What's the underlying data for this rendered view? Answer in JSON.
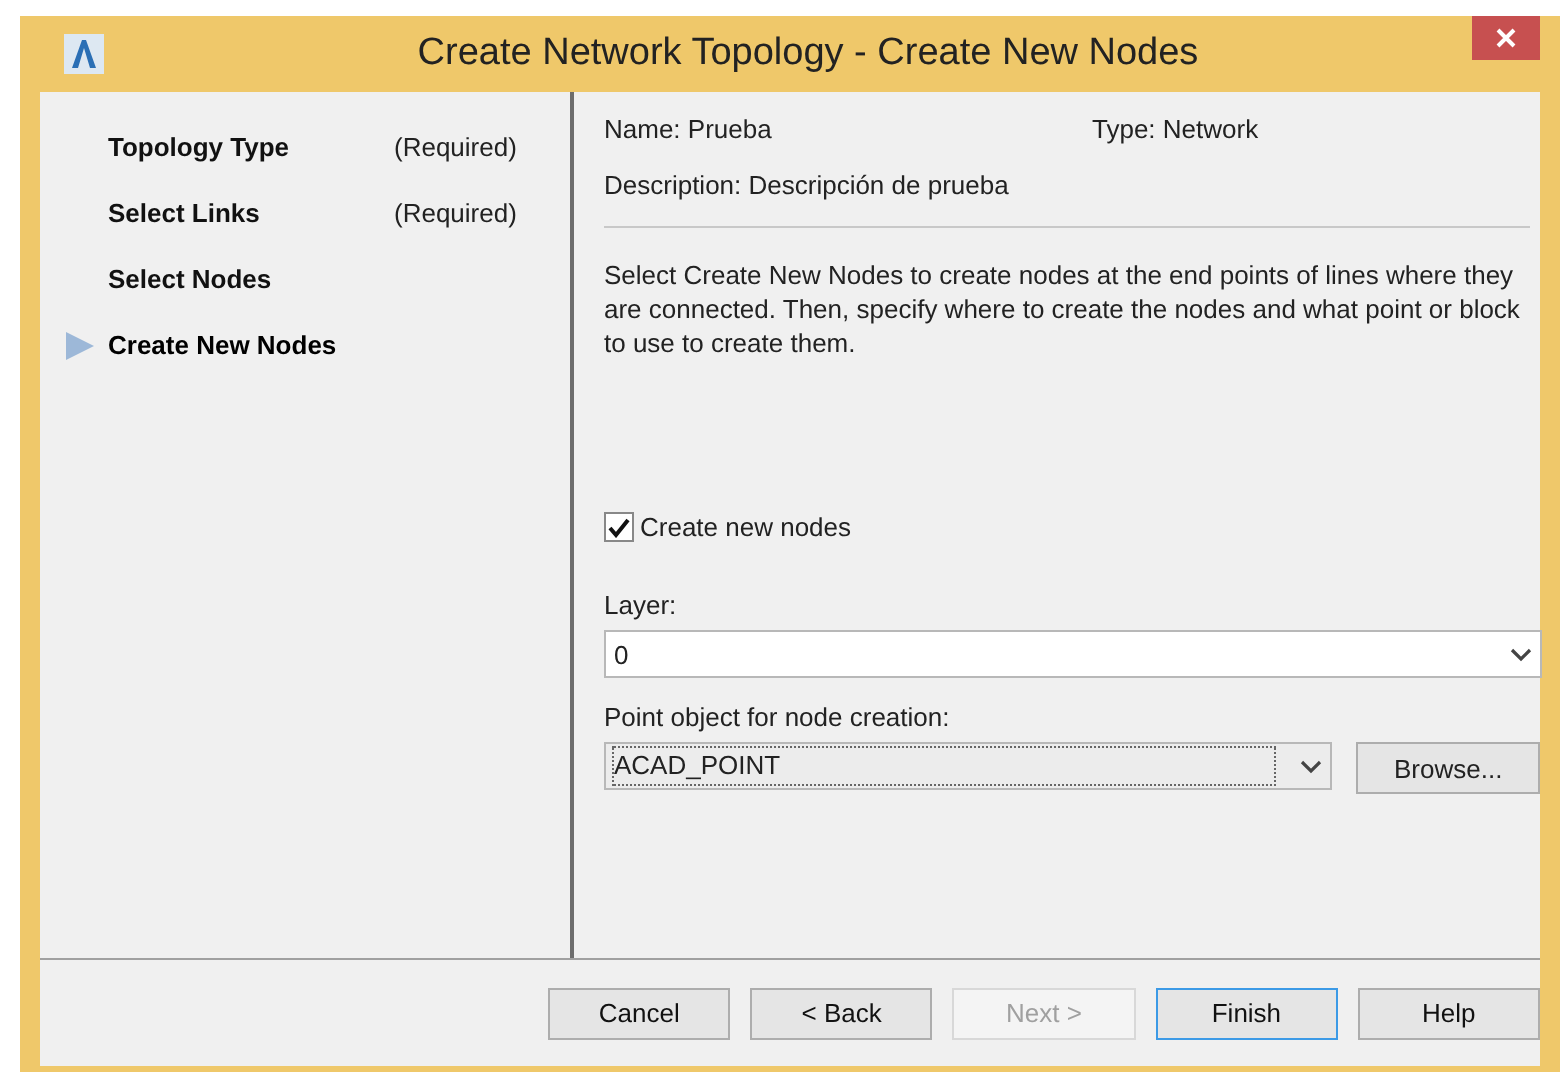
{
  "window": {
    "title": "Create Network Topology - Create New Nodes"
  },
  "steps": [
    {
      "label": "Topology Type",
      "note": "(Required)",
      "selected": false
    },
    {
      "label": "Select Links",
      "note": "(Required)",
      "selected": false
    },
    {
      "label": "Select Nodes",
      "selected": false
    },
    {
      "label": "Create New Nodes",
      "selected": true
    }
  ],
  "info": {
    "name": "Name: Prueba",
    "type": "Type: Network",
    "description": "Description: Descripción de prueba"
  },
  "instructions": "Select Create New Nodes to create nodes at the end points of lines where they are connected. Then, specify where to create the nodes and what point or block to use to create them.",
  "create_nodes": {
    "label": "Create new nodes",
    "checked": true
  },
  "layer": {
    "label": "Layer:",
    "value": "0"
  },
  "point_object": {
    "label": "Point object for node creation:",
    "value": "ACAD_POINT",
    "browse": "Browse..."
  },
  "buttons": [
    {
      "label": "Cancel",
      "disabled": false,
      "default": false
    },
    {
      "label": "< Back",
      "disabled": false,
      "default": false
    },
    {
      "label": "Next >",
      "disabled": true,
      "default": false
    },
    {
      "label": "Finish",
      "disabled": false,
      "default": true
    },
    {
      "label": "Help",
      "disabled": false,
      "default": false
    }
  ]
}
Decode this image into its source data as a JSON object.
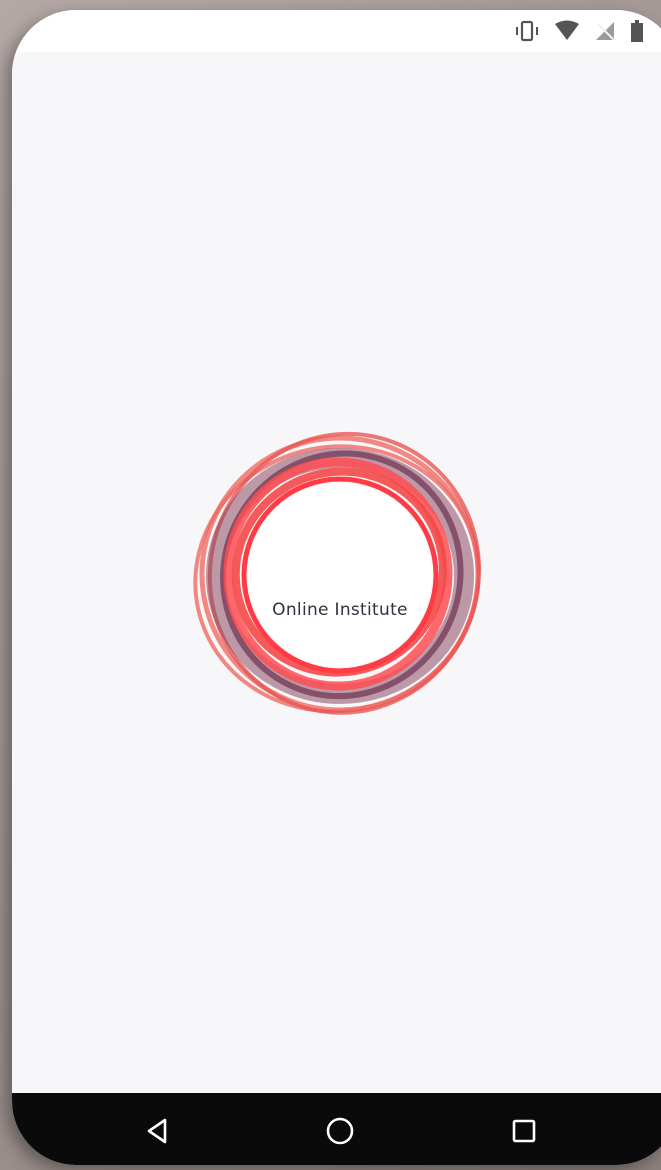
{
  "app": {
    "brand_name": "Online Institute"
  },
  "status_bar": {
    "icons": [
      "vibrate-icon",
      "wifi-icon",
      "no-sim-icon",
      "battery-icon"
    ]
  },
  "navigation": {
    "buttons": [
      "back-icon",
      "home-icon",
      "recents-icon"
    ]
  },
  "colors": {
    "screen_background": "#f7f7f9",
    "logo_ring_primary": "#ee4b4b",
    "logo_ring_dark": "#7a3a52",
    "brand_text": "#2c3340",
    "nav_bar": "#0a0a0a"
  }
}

++++++++++++++++++++

* **YOUR OBJECTIVE**:
Copy down every line of the entries containing the word "Type".

* **SOLVED EXERCISE**:
      "label": "Topology Type",
    "type": "Type: Network",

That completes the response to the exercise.